What lines in the records below contain the string "weight"? Copy every one.

== == ==

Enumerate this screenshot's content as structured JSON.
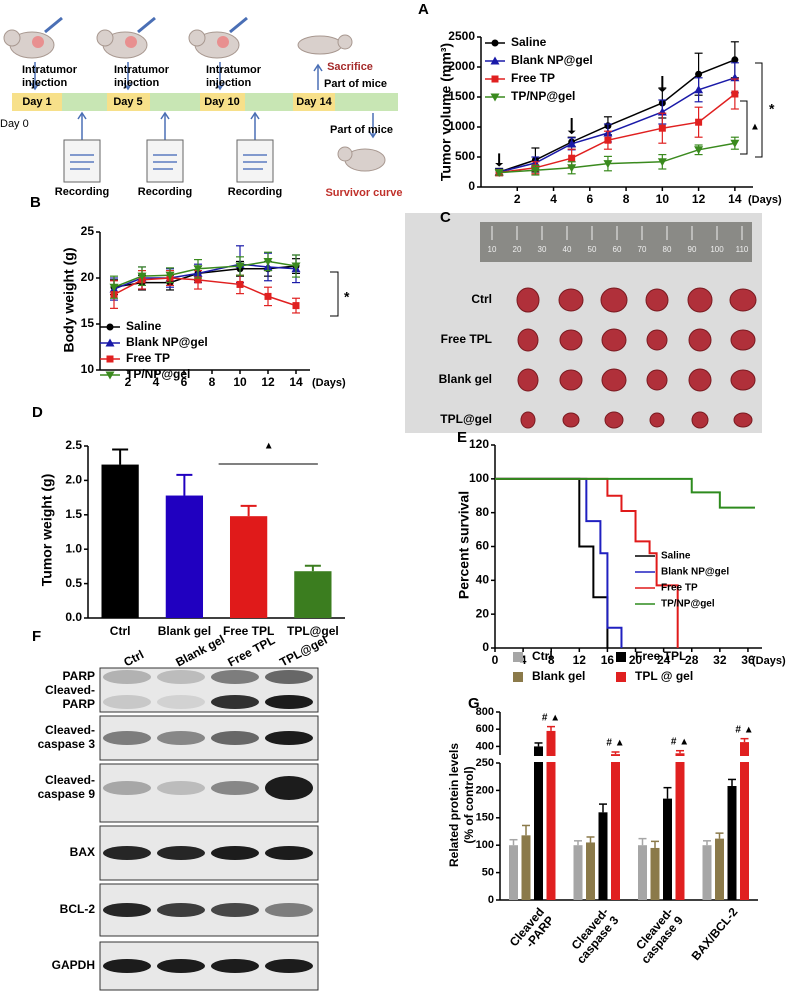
{
  "panel_labels": [
    "A",
    "B",
    "C",
    "D",
    "E",
    "F",
    "G"
  ],
  "schematic": {
    "days": [
      "Day 1",
      "Day 5",
      "Day 10",
      "Day 14"
    ],
    "start": "Day 0",
    "injections": [
      [
        "Intratumor",
        "injection"
      ],
      [
        "Intratumor",
        "injection"
      ],
      [
        "Intratumor",
        "injection"
      ]
    ],
    "recordings": [
      "Recording",
      "Recording",
      "Recording"
    ],
    "sacrifice": "Sacrifice",
    "part_of_mice": [
      "Part of mice",
      "Part of mice"
    ],
    "survivor": "Survivor curve"
  },
  "photo": {
    "ruler": [
      10,
      20,
      30,
      40,
      50,
      60,
      70,
      80,
      90,
      100,
      110
    ],
    "rows": [
      "Ctrl",
      "Free TPL",
      "Blank gel",
      "TPL@gel"
    ]
  },
  "blot": {
    "lanes": [
      "Ctrl",
      "Blank gel",
      "Free TPL",
      "TPL@gel"
    ],
    "bands": [
      [
        "PARP"
      ],
      [
        "Cleaved-",
        "PARP"
      ],
      [
        "Cleaved-",
        "caspase 3"
      ],
      [
        "Cleaved-",
        "caspase 9"
      ],
      [
        "BAX"
      ],
      [
        "BCL-2"
      ],
      [
        "GAPDH"
      ]
    ]
  },
  "chart_data": [
    {
      "type": "line",
      "ylabel": "Tumor volume (mm³)",
      "xlabel": "(Days)",
      "x": [
        1,
        3,
        5,
        7,
        10,
        12,
        14
      ],
      "xlim": [
        0,
        15
      ],
      "xticks": [
        2,
        4,
        6,
        8,
        10,
        12,
        14
      ],
      "ylim": [
        0,
        2500
      ],
      "yticks": [
        0,
        500,
        1000,
        1500,
        2000,
        2500
      ],
      "legend": "upper left",
      "series": [
        {
          "name": "Saline",
          "color": "#000000",
          "marker": "circle",
          "values": [
            250,
            450,
            750,
            1020,
            1400,
            1880,
            2120
          ],
          "errors": [
            60,
            200,
            80,
            150,
            250,
            350,
            300
          ]
        },
        {
          "name": "Blank NP@gel",
          "color": "#1a1aa8",
          "marker": "triangle",
          "values": [
            250,
            400,
            720,
            900,
            1250,
            1620,
            1820
          ],
          "errors": [
            50,
            100,
            100,
            150,
            200,
            200,
            250
          ]
        },
        {
          "name": "Free TP",
          "color": "#e02020",
          "marker": "square",
          "values": [
            240,
            320,
            480,
            780,
            980,
            1080,
            1550
          ],
          "errors": [
            50,
            100,
            150,
            150,
            250,
            250,
            250
          ]
        },
        {
          "name": "TP/NP@gel",
          "color": "#3a8a1e",
          "marker": "triangle-down",
          "values": [
            240,
            280,
            320,
            390,
            420,
            620,
            730
          ],
          "errors": [
            40,
            80,
            100,
            120,
            120,
            80,
            100
          ]
        }
      ],
      "annotations": [
        "*",
        "▲"
      ]
    },
    {
      "type": "line",
      "ylabel": "Body weight (g)",
      "xlabel": "(Days)",
      "x": [
        1,
        3,
        5,
        7,
        10,
        12,
        14
      ],
      "xlim": [
        0,
        15
      ],
      "xticks": [
        2,
        4,
        6,
        8,
        10,
        12,
        14
      ],
      "ylim": [
        10,
        25
      ],
      "yticks": [
        10,
        15,
        20,
        25
      ],
      "legend": "lower left",
      "series": [
        {
          "name": "Saline",
          "color": "#000000",
          "marker": "circle",
          "values": [
            19,
            19.5,
            19.5,
            20.5,
            21,
            21,
            21.3
          ],
          "errors": [
            0.8,
            0.8,
            0.8,
            0.8,
            0.8,
            0.8,
            0.8
          ]
        },
        {
          "name": "Blank NP@gel",
          "color": "#1a1aa8",
          "marker": "triangle",
          "values": [
            18.8,
            20,
            20,
            20.5,
            21.5,
            21.2,
            21
          ],
          "errors": [
            1.2,
            1.2,
            1,
            1,
            2,
            1.5,
            1.5
          ]
        },
        {
          "name": "Free TP",
          "color": "#e02020",
          "marker": "square",
          "values": [
            18.2,
            19.8,
            20,
            19.8,
            19.3,
            18,
            17
          ],
          "errors": [
            1.5,
            1,
            0.8,
            1,
            1,
            1,
            0.8
          ]
        },
        {
          "name": "TP/NP@gel",
          "color": "#3a8a1e",
          "marker": "triangle-down",
          "values": [
            19,
            20.2,
            20.3,
            21,
            21.3,
            21.8,
            21.3
          ],
          "errors": [
            1.2,
            1,
            0.8,
            1,
            1,
            1,
            1.2
          ]
        }
      ],
      "annotations": [
        "*"
      ]
    },
    {
      "type": "bar",
      "ylabel": "Tumor weight (g)",
      "categories": [
        "Ctrl",
        "Blank gel",
        "Free TPL",
        "TPL@gel"
      ],
      "values": [
        2.23,
        1.78,
        1.48,
        0.68
      ],
      "errors": [
        0.22,
        0.3,
        0.15,
        0.08
      ],
      "colors": [
        "#000000",
        "#2000c0",
        "#e01a1a",
        "#3b7d1f"
      ],
      "ylim": [
        0,
        2.5
      ],
      "yticks": [
        {
          "value": 0,
          "label": "0.0"
        },
        0.5,
        {
          "value": 1,
          "label": "1.0"
        },
        1.5,
        {
          "value": 2,
          "label": "2.0"
        },
        2.5
      ],
      "annotations": [
        "▲"
      ]
    },
    {
      "type": "step",
      "ylabel": "Percent survival",
      "xlabel": "(Days)",
      "xlim": [
        0,
        38
      ],
      "xticks": [
        0,
        4,
        8,
        12,
        16,
        20,
        24,
        28,
        32,
        36
      ],
      "ylim": [
        0,
        120
      ],
      "yticks": [
        0,
        20,
        40,
        60,
        80,
        100,
        120
      ],
      "legend": "lower right",
      "series": [
        {
          "name": "Saline",
          "color": "#000000",
          "x": [
            0,
            12,
            12,
            14,
            14,
            16,
            16
          ],
          "values": [
            100,
            100,
            60,
            60,
            30,
            30,
            0
          ]
        },
        {
          "name": "Blank NP@gel",
          "color": "#2020c0",
          "x": [
            0,
            13,
            13,
            15,
            15,
            16,
            16,
            18,
            18
          ],
          "values": [
            100,
            100,
            75,
            75,
            56,
            56,
            12,
            12,
            0
          ]
        },
        {
          "name": "Free TP",
          "color": "#e01a1a",
          "x": [
            0,
            16,
            16,
            18,
            18,
            20,
            20,
            22,
            22,
            23,
            23,
            26,
            26
          ],
          "values": [
            100,
            100,
            90,
            90,
            81,
            81,
            63,
            63,
            56,
            56,
            37,
            37,
            0
          ]
        },
        {
          "name": "TP/NP@gel",
          "color": "#2e8b1e",
          "x": [
            0,
            28,
            28,
            32,
            32,
            37
          ],
          "values": [
            100,
            100,
            92,
            92,
            83,
            83
          ]
        }
      ]
    },
    {
      "type": "grouped-bar",
      "ylabel": [
        "Related protein levels",
        "(% of control)"
      ],
      "categories": [
        [
          "Cleaved",
          "-PARP"
        ],
        [
          "Cleaved-",
          "caspase 3"
        ],
        [
          "Cleaved-",
          "caspase 9"
        ],
        [
          "BAX/BCL-2"
        ]
      ],
      "ylim": [
        0,
        800
      ],
      "ybreak": [
        250,
        300
      ],
      "yticks": [
        0,
        50,
        100,
        150,
        200,
        250,
        400,
        600,
        800
      ],
      "legend": "top",
      "series": [
        {
          "name": "Ctrl",
          "color": "#a6a6a6",
          "values": [
            100,
            100,
            100,
            100
          ],
          "errors": [
            10,
            8,
            12,
            8
          ]
        },
        {
          "name": "Blank gel",
          "color": "#8b7a4a",
          "values": [
            118,
            105,
            95,
            112
          ],
          "errors": [
            18,
            10,
            12,
            10
          ]
        },
        {
          "name": "Free TPL",
          "color": "#000000",
          "values": [
            400,
            160,
            185,
            208
          ],
          "errors": [
            40,
            15,
            20,
            12
          ]
        },
        {
          "name": "TPL @ gel",
          "color": "#e02020",
          "values": [
            580,
            310,
            320,
            450
          ],
          "errors": [
            50,
            25,
            30,
            40
          ]
        }
      ],
      "annotations": [
        "# ▲",
        "# ▲",
        "# ▲",
        "# ▲"
      ]
    }
  ]
}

== == ==

SOLUTION:
      "ylabel": "Body weight (g)",
      "ylabel": "Tumor weight (g)",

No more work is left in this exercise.